Written problem
In the records that follow, show each line where the word "name" is present.

## Begin Records supplied

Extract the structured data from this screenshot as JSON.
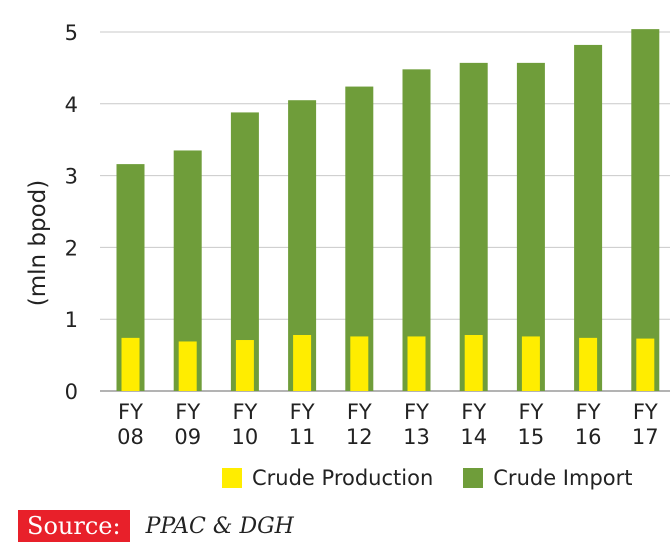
{
  "chart_data": {
    "type": "bar",
    "stacked": true,
    "categories": [
      [
        "FY",
        "08"
      ],
      [
        "FY",
        "09"
      ],
      [
        "FY",
        "10"
      ],
      [
        "FY",
        "11"
      ],
      [
        "FY",
        "12"
      ],
      [
        "FY",
        "13"
      ],
      [
        "FY",
        "14"
      ],
      [
        "FY",
        "15"
      ],
      [
        "FY",
        "16"
      ],
      [
        "FY",
        "17"
      ]
    ],
    "series": [
      {
        "name": "Crude Production",
        "color": "#ffed00",
        "values": [
          0.74,
          0.69,
          0.71,
          0.78,
          0.76,
          0.76,
          0.78,
          0.76,
          0.74,
          0.73
        ]
      },
      {
        "name": "Crude Import",
        "color": "#6f9d3a",
        "values": [
          2.42,
          2.66,
          3.17,
          3.27,
          3.48,
          3.72,
          3.79,
          3.81,
          4.08,
          4.31
        ]
      }
    ],
    "totals": [
      3.16,
      3.35,
      3.88,
      4.05,
      4.24,
      4.48,
      4.57,
      4.57,
      4.82,
      5.04
    ],
    "ylabel": "(mln bpod)",
    "ylim": [
      0,
      5
    ],
    "yticks": [
      0,
      1,
      2,
      3,
      4,
      5
    ],
    "grid": true,
    "legend_position": "bottom-right"
  },
  "legend": {
    "production_label": "Crude Production",
    "import_label": "Crude Import"
  },
  "source": {
    "label": "Source:",
    "text": "PPAC & DGH"
  }
}
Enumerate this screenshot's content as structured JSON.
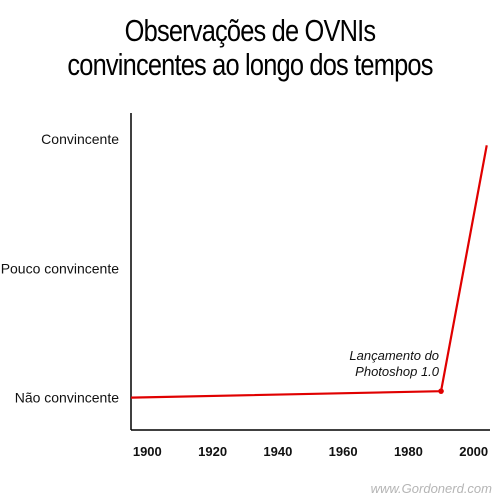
{
  "chart_data": {
    "type": "line",
    "title_lines": [
      "Observações de OVNIs",
      "convincentes ao longo dos tempos"
    ],
    "y_categories": [
      "Não convincente",
      "Pouco convincente",
      "Convincente"
    ],
    "x_ticks": [
      1900,
      1920,
      1940,
      1960,
      1980,
      2000
    ],
    "xlim": [
      1895,
      2005
    ],
    "ylim": [
      -0.25,
      2.2
    ],
    "series": [
      {
        "color": "#e00000",
        "x": [
          1895,
          1990,
          2004
        ],
        "y": [
          0,
          0.05,
          1.95
        ]
      }
    ],
    "annotation": {
      "lines": [
        "Lançamento do",
        "Photoshop 1.0"
      ],
      "x": 1990,
      "y": 0.05
    }
  },
  "watermark": "www.Gordonerd.com"
}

## End Records supplied

Exercise answer
        "name": "Crude Production",
        "name": "Crude Import",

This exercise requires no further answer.